* _Problem requirements_
All the data should come back exactly as it was given.

* _Records provided_
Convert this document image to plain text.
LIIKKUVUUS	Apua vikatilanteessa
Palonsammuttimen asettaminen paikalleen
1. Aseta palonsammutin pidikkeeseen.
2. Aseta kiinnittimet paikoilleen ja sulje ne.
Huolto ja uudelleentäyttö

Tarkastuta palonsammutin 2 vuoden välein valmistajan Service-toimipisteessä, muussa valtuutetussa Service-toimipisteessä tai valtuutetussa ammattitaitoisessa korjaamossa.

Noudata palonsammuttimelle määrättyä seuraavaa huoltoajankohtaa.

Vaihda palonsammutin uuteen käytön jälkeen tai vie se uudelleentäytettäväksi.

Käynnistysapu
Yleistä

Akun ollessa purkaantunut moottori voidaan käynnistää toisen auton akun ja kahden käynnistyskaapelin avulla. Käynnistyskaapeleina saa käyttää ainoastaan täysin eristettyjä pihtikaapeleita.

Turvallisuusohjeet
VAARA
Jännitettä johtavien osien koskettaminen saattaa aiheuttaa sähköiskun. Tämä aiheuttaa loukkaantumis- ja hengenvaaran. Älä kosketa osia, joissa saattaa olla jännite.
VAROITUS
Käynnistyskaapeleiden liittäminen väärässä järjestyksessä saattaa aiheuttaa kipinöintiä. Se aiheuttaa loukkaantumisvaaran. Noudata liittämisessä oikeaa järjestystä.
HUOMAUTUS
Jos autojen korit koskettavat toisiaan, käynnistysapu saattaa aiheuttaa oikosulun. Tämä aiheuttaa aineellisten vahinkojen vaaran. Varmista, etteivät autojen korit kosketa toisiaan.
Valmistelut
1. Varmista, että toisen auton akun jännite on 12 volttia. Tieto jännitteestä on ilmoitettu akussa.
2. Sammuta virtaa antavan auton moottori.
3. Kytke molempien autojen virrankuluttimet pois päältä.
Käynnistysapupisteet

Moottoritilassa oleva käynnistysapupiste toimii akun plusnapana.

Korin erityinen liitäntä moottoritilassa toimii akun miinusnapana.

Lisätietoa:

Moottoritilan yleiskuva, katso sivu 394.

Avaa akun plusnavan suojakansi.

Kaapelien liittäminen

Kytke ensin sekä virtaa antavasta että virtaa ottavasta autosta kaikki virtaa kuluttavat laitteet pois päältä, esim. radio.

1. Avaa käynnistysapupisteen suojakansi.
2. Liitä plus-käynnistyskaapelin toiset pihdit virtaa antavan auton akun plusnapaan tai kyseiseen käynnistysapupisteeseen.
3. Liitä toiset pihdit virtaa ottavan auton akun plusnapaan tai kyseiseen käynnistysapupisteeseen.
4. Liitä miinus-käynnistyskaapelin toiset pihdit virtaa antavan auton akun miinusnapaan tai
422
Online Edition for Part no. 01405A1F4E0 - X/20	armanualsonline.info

* _Expected output_
Convert this document image to plain text.
LIIKKUVUUS	Apua vikatilanteessa
Palonsammuttimen asettaminen paikalleen
1. Aseta palonsammutin pidikkeeseen.
2. Aseta kiinnittimet paikoilleen ja sulje ne.
Huolto ja uudelleentäyttö

Tarkastuta palonsammutin 2 vuoden välein valmistajan Service-toimipisteessä, muussa valtuutetussa Service-toimipisteessä tai valtuutetussa ammattitaitoisessa korjaamossa.

Noudata palonsammuttimelle määrättyä seuraavaa huoltoajankohtaa.

Vaihda palonsammutin uuteen käytön jälkeen tai vie se uudelleentäytettäväksi.

Käynnistysapu
Yleistä

Akun ollessa purkaantunut moottori voidaan käynnistää toisen auton akun ja kahden käynnistyskaapelin avulla. Käynnistyskaapeleina saa käyttää ainoastaan täysin eristettyjä pihtikaapeleita.

Turvallisuusohjeet
VAARA
Jännitettä johtavien osien koskettaminen saattaa aiheuttaa sähköiskun. Tämä aiheuttaa loukkaantumis- ja hengenvaaran. Älä kosketa osia, joissa saattaa olla jännite.
VAROITUS
Käynnistyskaapeleiden liittäminen väärässä järjestyksessä saattaa aiheuttaa kipinöintiä. Se aiheuttaa loukkaantumisvaaran. Noudata liittämisessä oikeaa järjestystä.
HUOMAUTUS
Jos autojen korit koskettavat toisiaan, käynnistysapu saattaa aiheuttaa oikosulun. Tämä aiheuttaa aineellisten vahinkojen vaaran. Varmista, etteivät autojen korit kosketa toisiaan.
Valmistelut
1. Varmista, että toisen auton akun jännite on 12 volttia. Tieto jännitteestä on ilmoitettu akussa.
2. Sammuta virtaa antavan auton moottori.
3. Kytke molempien autojen virrankuluttimet pois päältä.
Käynnistysapupisteet

Moottoritilassa oleva käynnistysapupiste toimii akun plusnapana.

Korin erityinen liitäntä moottoritilassa toimii akun miinusnapana.

Lisätietoa:

Moottoritilan yleiskuva, katso sivu 394.

Avaa akun plusnavan suojakansi.

Kaapelien liittäminen

Kytke ensin sekä virtaa antavasta että virtaa ottavasta autosta kaikki virtaa kuluttavat laitteet pois päältä, esim. radio.

1. Avaa käynnistysapupisteen suojakansi.
2. Liitä plus-käynnistyskaapelin toiset pihdit virtaa antavan auton akun plusnapaan tai kyseiseen käynnistysapupisteeseen.
3. Liitä toiset pihdit virtaa ottavan auton akun plusnapaan tai kyseiseen käynnistysapupisteeseen.
4. Liitä miinus-käynnistyskaapelin toiset pihdit virtaa antavan auton akun miinusnapaan tai
422
Online Edition for Part no. 01405A1F4E0 - X/20	armanualsonline.info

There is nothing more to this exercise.